Aim of the task: The entries below are to be transcribed in full, without their images.

Supplied data:
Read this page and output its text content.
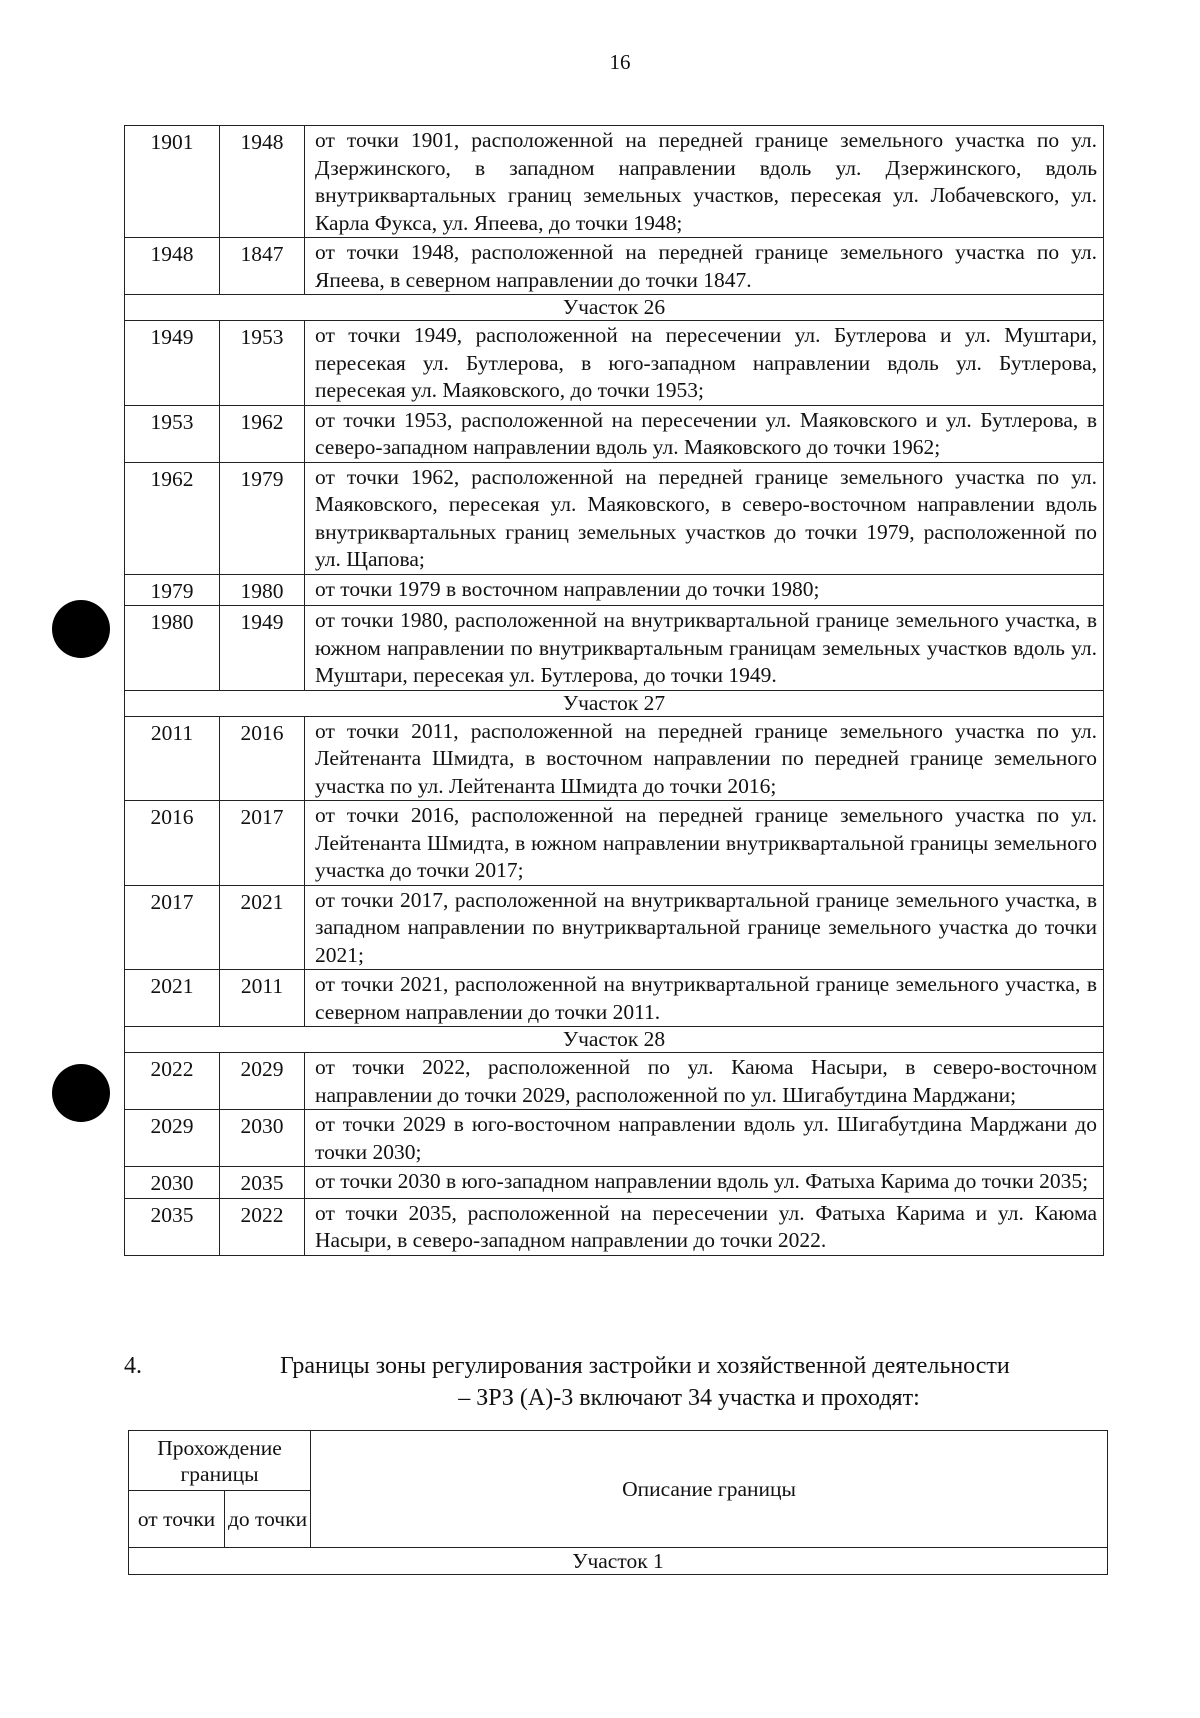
16
1901	1948	от точки 1901, расположенной на передней границе земельного участка по ул. Дзержинского, в западном направлении вдоль ул. Дзержинского, вдоль внутриквартальных границ земельных участков, пересекая ул. Лобачевского, ул. Карла Фукса, ул. Япеева, до точки 1948;
1948	1847	от точки 1948, расположенной на передней границе земельного участка по ул. Япеева, в северном направлении до точки 1847.
Участок 26		
1949	1953	от точки 1949, расположенной на пересечении ул. Бутлерова и ул. Муштари, пересекая ул. Бутлерова, в юго-западном направлении вдоль ул. Бутлерова, пересекая ул. Маяковского, до точки 1953;
1953	1962	от точки 1953, расположенной на пересечении ул. Маяковского и ул. Бутлерова, в северо-западном направлении вдоль ул. Маяковского до точки 1962;
1962	1979	от точки 1962, расположенной на передней границе земельного участка по ул. Маяковского, пересекая ул. Маяковского, в северо-восточном направлении вдоль внутриквартальных границ земельных участков до точки 1979, расположенной по ул. Щапова;
1979	1980	от точки 1979 в восточном направлении до точки 1980;
1980	1949	от точки 1980, расположенной на внутриквартальной границе земельного участка, в южном направлении по внутриквартальным границам земельных участков вдоль ул. Муштари, пересекая ул. Бутлерова, до точки 1949.
Участок 27		
2011	2016	от точки 2011, расположенной на передней границе земельного участка по ул. Лейтенанта Шмидта, в восточном направлении по передней границе земельного участка по ул. Лейтенанта Шмидта до точки 2016;
2016	2017	от точки 2016, расположенной на передней границе земельного участка по ул. Лейтенанта Шмидта, в южном направлении внутриквартальной границы земельного участка до точки 2017;
2017	2021	от точки 2017, расположенной на внутриквартальной границе земельного участка, в западном направлении по внутриквартальной границе земельного участка до точки 2021;
2021	2011	от точки 2021, расположенной на внутриквартальной границе земельного участка, в северном направлении до точки 2011.
Участок 28		
2022	2029	от точки 2022, расположенной по ул. Каюма Насыри, в северо-восточном направлении до точки 2029, расположенной по ул. Шигабутдина Марджани;
2029	2030	от точки 2029 в юго-восточном направлении вдоль ул. Шигабутдина Марджани до точки 2030;
2030	2035	от точки 2030 в юго-западном направлении вдоль ул. Фатыха Карима до точки 2035;
2035	2022	от точки 2035, расположенной на пересечении ул. Фатыха Карима и ул. Каюма Насыри, в северо-западном направлении до точки 2022.
4.	Границы зоны регулирования застройки и хозяйственной деятельности
– ЗРЗ (А)-3 включают 34 участка и проходят:
Прохождение границы		Описание границы
от точки	до точки	
Участок 1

Output of the exercise:
Read this page and output its text content.
16
1901	1948	от точки 1901, расположенной на передней границе земельного участка по ул. Дзержинского, в западном направлении вдоль ул. Дзержинского, вдоль внутриквартальных границ земельных участков, пересекая ул. Лобачевского, ул. Карла Фукса, ул. Япеева, до точки 1948;
1948	1847	от точки 1948, расположенной на передней границе земельного участка по ул. Япеева, в северном направлении до точки 1847.
Участок 26		
1949	1953	от точки 1949, расположенной на пересечении ул. Бутлерова и ул. Муштари, пересекая ул. Бутлерова, в юго-западном направлении вдоль ул. Бутлерова, пересекая ул. Маяковского, до точки 1953;
1953	1962	от точки 1953, расположенной на пересечении ул. Маяковского и ул. Бутлерова, в северо-западном направлении вдоль ул. Маяковского до точки 1962;
1962	1979	от точки 1962, расположенной на передней границе земельного участка по ул. Маяковского, пересекая ул. Маяковского, в северо-восточном направлении вдоль внутриквартальных границ земельных участков до точки 1979, расположенной по ул. Щапова;
1979	1980	от точки 1979 в восточном направлении до точки 1980;
1980	1949	от точки 1980, расположенной на внутриквартальной границе земельного участка, в южном направлении по внутриквартальным границам земельных участков вдоль ул. Муштари, пересекая ул. Бутлерова, до точки 1949.
Участок 27		
2011	2016	от точки 2011, расположенной на передней границе земельного участка по ул. Лейтенанта Шмидта, в восточном направлении по передней границе земельного участка по ул. Лейтенанта Шмидта до точки 2016;
2016	2017	от точки 2016, расположенной на передней границе земельного участка по ул. Лейтенанта Шмидта, в южном направлении внутриквартальной границы земельного участка до точки 2017;
2017	2021	от точки 2017, расположенной на внутриквартальной границе земельного участка, в западном направлении по внутриквартальной границе земельного участка до точки 2021;
2021	2011	от точки 2021, расположенной на внутриквартальной границе земельного участка, в северном направлении до точки 2011.
Участок 28		
2022	2029	от точки 2022, расположенной по ул. Каюма Насыри, в северо-восточном направлении до точки 2029, расположенной по ул. Шигабутдина Марджани;
2029	2030	от точки 2029 в юго-восточном направлении вдоль ул. Шигабутдина Марджани до точки 2030;
2030	2035	от точки 2030 в юго-западном направлении вдоль ул. Фатыха Карима до точки 2035;
2035	2022	от точки 2035, расположенной на пересечении ул. Фатыха Карима и ул. Каюма Насыри, в северо-западном направлении до точки 2022.
4.	Границы зоны регулирования застройки и хозяйственной деятельности
– ЗРЗ (А)-3 включают 34 участка и проходят:
Прохождение границы		Описание границы
от точки	до точки	
Участок 1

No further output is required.